----- DATASET EXTRACT -----
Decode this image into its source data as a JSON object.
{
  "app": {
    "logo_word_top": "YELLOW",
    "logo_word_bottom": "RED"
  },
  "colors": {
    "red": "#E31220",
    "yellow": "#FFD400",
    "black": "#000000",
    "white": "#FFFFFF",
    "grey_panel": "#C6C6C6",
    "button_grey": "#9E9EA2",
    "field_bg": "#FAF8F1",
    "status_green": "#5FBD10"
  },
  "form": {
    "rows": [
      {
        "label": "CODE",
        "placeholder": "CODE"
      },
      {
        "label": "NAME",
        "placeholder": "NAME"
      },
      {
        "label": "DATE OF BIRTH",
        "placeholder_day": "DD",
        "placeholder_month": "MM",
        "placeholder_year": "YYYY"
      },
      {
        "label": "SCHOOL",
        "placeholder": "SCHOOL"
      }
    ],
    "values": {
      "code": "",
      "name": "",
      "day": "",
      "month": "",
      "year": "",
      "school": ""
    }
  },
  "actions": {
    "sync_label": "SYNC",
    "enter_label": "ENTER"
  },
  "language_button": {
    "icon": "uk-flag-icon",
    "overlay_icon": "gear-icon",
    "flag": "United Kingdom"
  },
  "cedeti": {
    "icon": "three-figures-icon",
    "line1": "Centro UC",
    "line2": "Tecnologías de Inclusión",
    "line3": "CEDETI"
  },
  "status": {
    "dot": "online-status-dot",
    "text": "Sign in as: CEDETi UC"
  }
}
-----
----- DATASET EXTRACT -----
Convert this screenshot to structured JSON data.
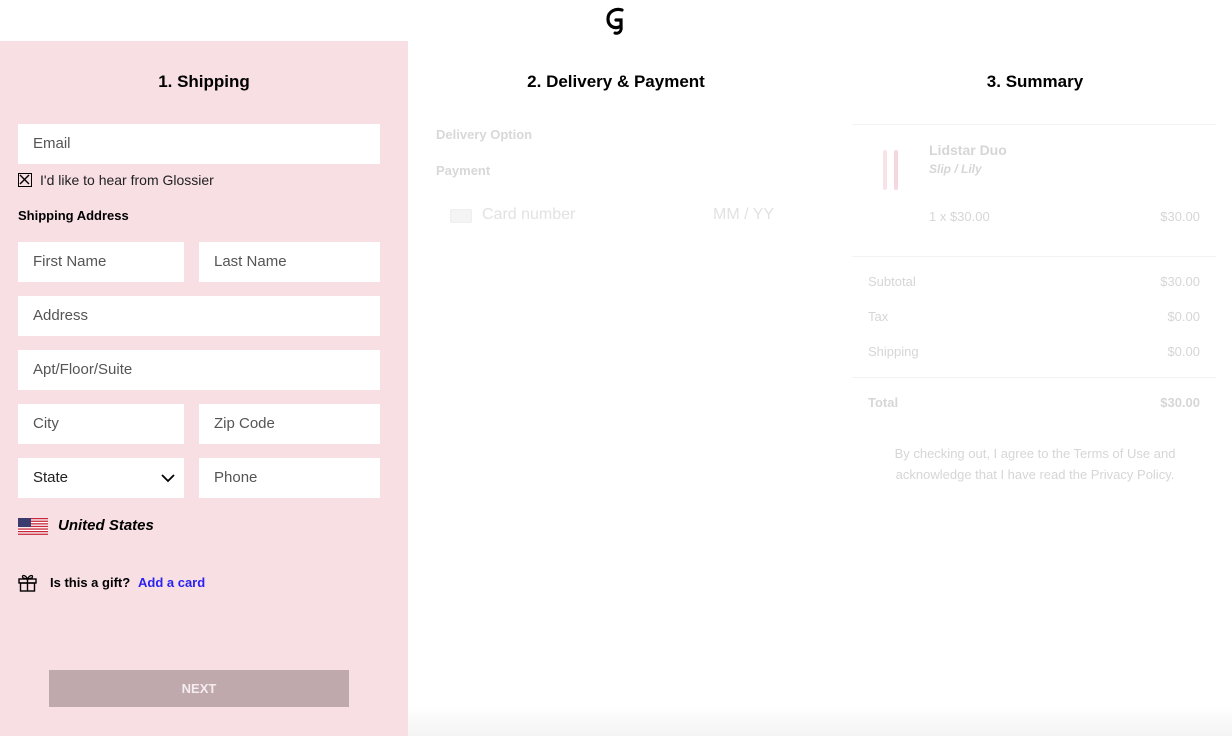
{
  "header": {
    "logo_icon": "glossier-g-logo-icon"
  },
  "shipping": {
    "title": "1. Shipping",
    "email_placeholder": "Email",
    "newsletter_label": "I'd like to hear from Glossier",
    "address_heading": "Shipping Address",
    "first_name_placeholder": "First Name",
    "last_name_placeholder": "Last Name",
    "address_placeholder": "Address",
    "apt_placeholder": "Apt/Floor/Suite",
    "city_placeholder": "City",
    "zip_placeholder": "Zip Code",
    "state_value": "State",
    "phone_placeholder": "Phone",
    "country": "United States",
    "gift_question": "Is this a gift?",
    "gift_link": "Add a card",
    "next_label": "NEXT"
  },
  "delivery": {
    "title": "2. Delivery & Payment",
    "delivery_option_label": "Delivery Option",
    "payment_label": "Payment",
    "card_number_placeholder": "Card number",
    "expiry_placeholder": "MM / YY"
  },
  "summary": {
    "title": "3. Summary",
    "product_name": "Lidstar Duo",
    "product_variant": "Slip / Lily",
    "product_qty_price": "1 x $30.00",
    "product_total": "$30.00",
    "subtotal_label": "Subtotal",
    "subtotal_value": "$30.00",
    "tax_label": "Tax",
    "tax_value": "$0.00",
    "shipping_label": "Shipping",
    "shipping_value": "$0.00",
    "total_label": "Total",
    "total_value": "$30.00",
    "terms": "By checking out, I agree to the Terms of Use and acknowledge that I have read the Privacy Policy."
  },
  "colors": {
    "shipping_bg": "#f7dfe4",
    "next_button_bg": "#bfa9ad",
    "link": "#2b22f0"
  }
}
-----
----- DATASET EXTRACT -----
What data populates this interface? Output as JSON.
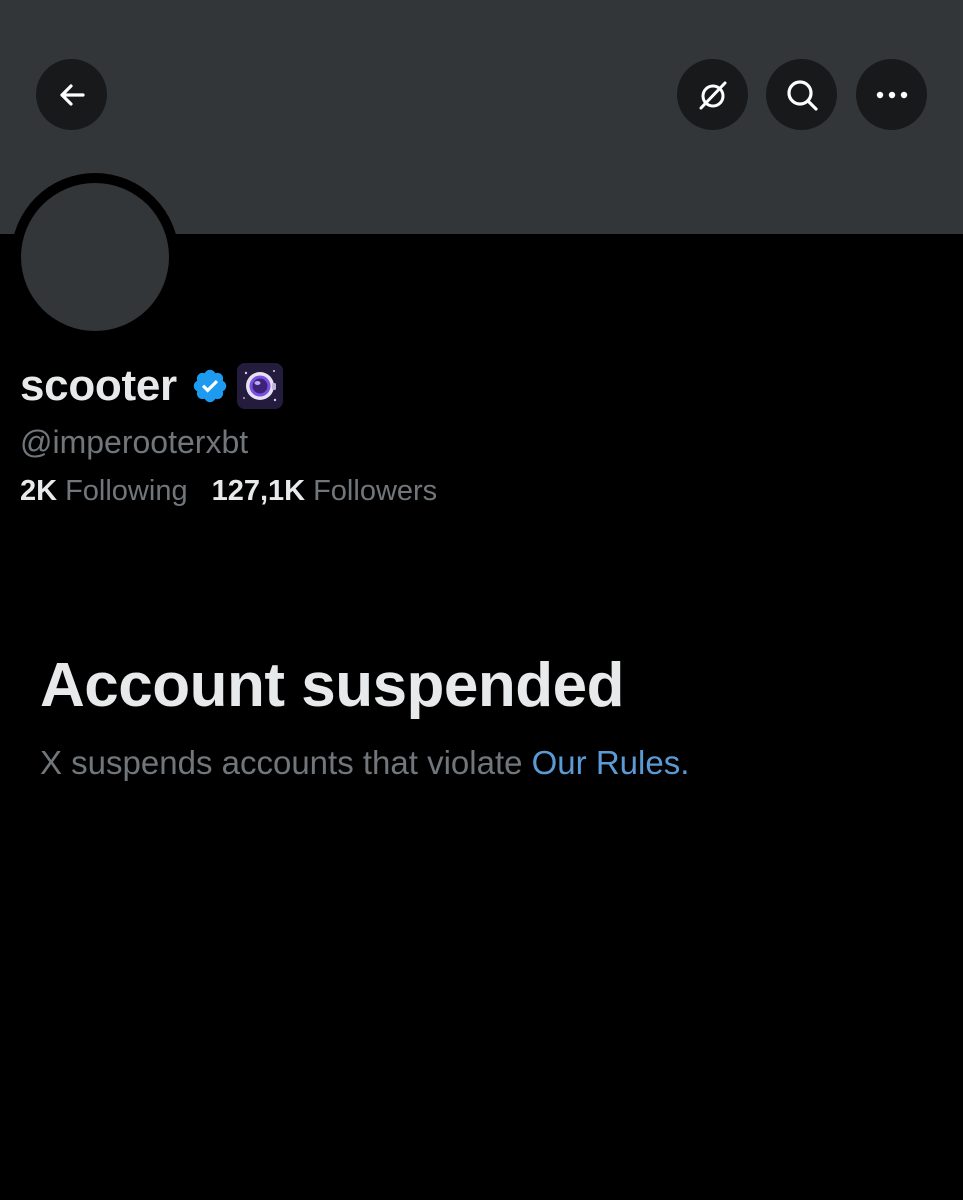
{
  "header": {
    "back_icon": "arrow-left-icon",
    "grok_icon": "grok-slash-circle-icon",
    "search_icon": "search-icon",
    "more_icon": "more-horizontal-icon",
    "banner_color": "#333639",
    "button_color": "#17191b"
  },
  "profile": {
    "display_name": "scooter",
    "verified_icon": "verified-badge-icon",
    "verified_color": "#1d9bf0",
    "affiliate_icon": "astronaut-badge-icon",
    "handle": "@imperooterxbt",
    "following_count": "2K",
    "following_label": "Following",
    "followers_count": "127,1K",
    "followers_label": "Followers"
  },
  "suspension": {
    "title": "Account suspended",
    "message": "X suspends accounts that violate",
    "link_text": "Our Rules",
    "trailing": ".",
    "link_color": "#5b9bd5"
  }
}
-----
# AIM
Gather each line of the records holding the string "flag".

# SOLUTION FOR THIS PROBLEM
    "icon": "uk-flag-icon",
    "flag": "United Kingdom"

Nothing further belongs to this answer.